## Work to complete
All of the records below should be output exactly.

[Figure content listings]

• • • • •

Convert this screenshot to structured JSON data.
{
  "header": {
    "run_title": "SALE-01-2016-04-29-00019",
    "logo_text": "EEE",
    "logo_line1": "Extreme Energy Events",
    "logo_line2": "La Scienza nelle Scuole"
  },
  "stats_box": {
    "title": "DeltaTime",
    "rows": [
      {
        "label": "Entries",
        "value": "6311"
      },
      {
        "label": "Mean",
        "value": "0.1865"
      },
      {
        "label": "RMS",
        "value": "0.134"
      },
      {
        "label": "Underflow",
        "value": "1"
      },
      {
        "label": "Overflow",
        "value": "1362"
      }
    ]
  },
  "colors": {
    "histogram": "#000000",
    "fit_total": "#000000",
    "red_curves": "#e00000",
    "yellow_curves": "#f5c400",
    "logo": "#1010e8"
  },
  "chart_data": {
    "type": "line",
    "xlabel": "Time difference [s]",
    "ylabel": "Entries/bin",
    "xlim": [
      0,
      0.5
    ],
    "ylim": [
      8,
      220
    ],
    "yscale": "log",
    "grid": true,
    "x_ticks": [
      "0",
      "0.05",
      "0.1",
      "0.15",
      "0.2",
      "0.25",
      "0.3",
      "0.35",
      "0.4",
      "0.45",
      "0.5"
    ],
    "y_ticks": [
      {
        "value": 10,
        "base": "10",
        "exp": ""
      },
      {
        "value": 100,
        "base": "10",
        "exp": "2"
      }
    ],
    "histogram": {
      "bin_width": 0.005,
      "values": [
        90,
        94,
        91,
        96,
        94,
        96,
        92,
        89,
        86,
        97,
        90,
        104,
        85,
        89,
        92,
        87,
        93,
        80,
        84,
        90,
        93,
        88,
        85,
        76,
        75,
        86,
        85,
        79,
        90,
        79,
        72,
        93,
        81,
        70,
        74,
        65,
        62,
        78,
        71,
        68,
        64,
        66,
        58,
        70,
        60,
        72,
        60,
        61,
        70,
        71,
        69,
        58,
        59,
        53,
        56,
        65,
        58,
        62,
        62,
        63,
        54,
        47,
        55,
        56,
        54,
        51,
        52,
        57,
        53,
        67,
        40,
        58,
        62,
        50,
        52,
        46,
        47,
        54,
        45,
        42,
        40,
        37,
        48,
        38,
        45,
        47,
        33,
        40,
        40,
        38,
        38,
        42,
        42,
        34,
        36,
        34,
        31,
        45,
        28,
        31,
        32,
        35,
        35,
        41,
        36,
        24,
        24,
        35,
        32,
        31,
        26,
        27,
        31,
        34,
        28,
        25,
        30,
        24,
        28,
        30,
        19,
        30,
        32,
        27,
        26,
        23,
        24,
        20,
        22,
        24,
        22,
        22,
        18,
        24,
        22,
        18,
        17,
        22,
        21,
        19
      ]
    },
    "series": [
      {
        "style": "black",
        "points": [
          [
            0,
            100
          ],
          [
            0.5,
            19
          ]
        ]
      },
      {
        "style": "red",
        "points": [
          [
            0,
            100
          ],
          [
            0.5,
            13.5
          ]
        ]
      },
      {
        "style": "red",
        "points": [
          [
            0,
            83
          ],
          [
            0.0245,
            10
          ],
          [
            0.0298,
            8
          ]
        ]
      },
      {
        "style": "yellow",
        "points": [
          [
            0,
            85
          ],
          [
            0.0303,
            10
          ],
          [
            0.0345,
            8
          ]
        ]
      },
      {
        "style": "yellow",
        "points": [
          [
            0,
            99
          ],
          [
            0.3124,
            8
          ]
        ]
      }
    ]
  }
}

• • • • •

## Full answer
Convert this screenshot to structured JSON data.
{
  "header": {
    "run_title": "SALE-01-2016-04-29-00019",
    "logo_text": "EEE",
    "logo_line1": "Extreme Energy Events",
    "logo_line2": "La Scienza nelle Scuole"
  },
  "stats_box": {
    "title": "DeltaTime",
    "rows": [
      {
        "label": "Entries",
        "value": "6311"
      },
      {
        "label": "Mean",
        "value": "0.1865"
      },
      {
        "label": "RMS",
        "value": "0.134"
      },
      {
        "label": "Underflow",
        "value": "1"
      },
      {
        "label": "Overflow",
        "value": "1362"
      }
    ]
  },
  "colors": {
    "histogram": "#000000",
    "fit_total": "#000000",
    "red_curves": "#e00000",
    "yellow_curves": "#f5c400",
    "logo": "#1010e8"
  },
  "chart_data": {
    "type": "line",
    "xlabel": "Time difference [s]",
    "ylabel": "Entries/bin",
    "xlim": [
      0,
      0.5
    ],
    "ylim": [
      8,
      220
    ],
    "yscale": "log",
    "grid": true,
    "x_ticks": [
      "0",
      "0.05",
      "0.1",
      "0.15",
      "0.2",
      "0.25",
      "0.3",
      "0.35",
      "0.4",
      "0.45",
      "0.5"
    ],
    "y_ticks": [
      {
        "value": 10,
        "base": "10",
        "exp": ""
      },
      {
        "value": 100,
        "base": "10",
        "exp": "2"
      }
    ],
    "histogram": {
      "bin_width": 0.005,
      "values": [
        90,
        94,
        91,
        96,
        94,
        96,
        92,
        89,
        86,
        97,
        90,
        104,
        85,
        89,
        92,
        87,
        93,
        80,
        84,
        90,
        93,
        88,
        85,
        76,
        75,
        86,
        85,
        79,
        90,
        79,
        72,
        93,
        81,
        70,
        74,
        65,
        62,
        78,
        71,
        68,
        64,
        66,
        58,
        70,
        60,
        72,
        60,
        61,
        70,
        71,
        69,
        58,
        59,
        53,
        56,
        65,
        58,
        62,
        62,
        63,
        54,
        47,
        55,
        56,
        54,
        51,
        52,
        57,
        53,
        67,
        40,
        58,
        62,
        50,
        52,
        46,
        47,
        54,
        45,
        42,
        40,
        37,
        48,
        38,
        45,
        47,
        33,
        40,
        40,
        38,
        38,
        42,
        42,
        34,
        36,
        34,
        31,
        45,
        28,
        31,
        32,
        35,
        35,
        41,
        36,
        24,
        24,
        35,
        32,
        31,
        26,
        27,
        31,
        34,
        28,
        25,
        30,
        24,
        28,
        30,
        19,
        30,
        32,
        27,
        26,
        23,
        24,
        20,
        22,
        24,
        22,
        22,
        18,
        24,
        22,
        18,
        17,
        22,
        21,
        19
      ]
    },
    "series": [
      {
        "style": "black",
        "points": [
          [
            0,
            100
          ],
          [
            0.5,
            19
          ]
        ]
      },
      {
        "style": "red",
        "points": [
          [
            0,
            100
          ],
          [
            0.5,
            13.5
          ]
        ]
      },
      {
        "style": "red",
        "points": [
          [
            0,
            83
          ],
          [
            0.0245,
            10
          ],
          [
            0.0298,
            8
          ]
        ]
      },
      {
        "style": "yellow",
        "points": [
          [
            0,
            85
          ],
          [
            0.0303,
            10
          ],
          [
            0.0345,
            8
          ]
        ]
      },
      {
        "style": "yellow",
        "points": [
          [
            0,
            99
          ],
          [
            0.3124,
            8
          ]
        ]
      }
    ]
  }
}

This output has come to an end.